Problem to work on: Identify and reproduce every line holding the string "name".

Data shown:
• • •
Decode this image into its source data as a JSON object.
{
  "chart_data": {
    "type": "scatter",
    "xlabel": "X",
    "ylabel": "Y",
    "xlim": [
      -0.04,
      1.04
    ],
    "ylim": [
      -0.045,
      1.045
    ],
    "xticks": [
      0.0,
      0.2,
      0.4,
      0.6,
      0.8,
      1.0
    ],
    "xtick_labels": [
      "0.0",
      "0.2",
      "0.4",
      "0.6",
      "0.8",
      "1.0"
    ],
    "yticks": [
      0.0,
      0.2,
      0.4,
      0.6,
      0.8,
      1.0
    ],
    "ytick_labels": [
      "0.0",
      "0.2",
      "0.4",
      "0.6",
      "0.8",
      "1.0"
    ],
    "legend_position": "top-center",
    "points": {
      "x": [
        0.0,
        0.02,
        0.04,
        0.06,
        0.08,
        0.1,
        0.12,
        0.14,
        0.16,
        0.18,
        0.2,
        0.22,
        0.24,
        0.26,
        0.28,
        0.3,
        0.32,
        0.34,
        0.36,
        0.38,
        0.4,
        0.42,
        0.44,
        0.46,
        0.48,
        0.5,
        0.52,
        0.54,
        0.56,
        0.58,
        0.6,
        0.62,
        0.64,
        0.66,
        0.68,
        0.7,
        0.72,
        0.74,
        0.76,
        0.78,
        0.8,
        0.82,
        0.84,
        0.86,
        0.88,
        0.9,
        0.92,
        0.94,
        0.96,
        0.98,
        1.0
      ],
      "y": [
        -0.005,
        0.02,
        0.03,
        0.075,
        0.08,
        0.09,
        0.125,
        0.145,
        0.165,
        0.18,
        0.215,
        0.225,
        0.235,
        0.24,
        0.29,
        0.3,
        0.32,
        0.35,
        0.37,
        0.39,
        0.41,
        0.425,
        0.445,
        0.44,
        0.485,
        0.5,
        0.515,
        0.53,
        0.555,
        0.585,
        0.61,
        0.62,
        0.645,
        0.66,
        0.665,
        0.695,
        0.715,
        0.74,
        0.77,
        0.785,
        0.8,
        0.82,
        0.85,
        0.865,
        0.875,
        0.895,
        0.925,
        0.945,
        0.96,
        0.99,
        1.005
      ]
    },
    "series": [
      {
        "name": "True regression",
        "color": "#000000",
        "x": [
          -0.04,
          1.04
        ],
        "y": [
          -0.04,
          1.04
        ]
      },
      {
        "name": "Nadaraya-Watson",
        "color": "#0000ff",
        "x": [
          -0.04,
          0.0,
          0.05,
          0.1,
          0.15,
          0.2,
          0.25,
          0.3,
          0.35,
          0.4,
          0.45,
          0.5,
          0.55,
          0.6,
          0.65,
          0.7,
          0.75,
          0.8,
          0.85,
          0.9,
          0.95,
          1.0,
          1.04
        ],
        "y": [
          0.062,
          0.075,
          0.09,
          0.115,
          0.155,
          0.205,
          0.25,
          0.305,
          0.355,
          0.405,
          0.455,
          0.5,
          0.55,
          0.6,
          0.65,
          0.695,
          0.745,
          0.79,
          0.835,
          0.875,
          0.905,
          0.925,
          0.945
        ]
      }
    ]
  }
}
• • •
The output:
        "name": "True regression",
        "name": "Nadaraya-Watson",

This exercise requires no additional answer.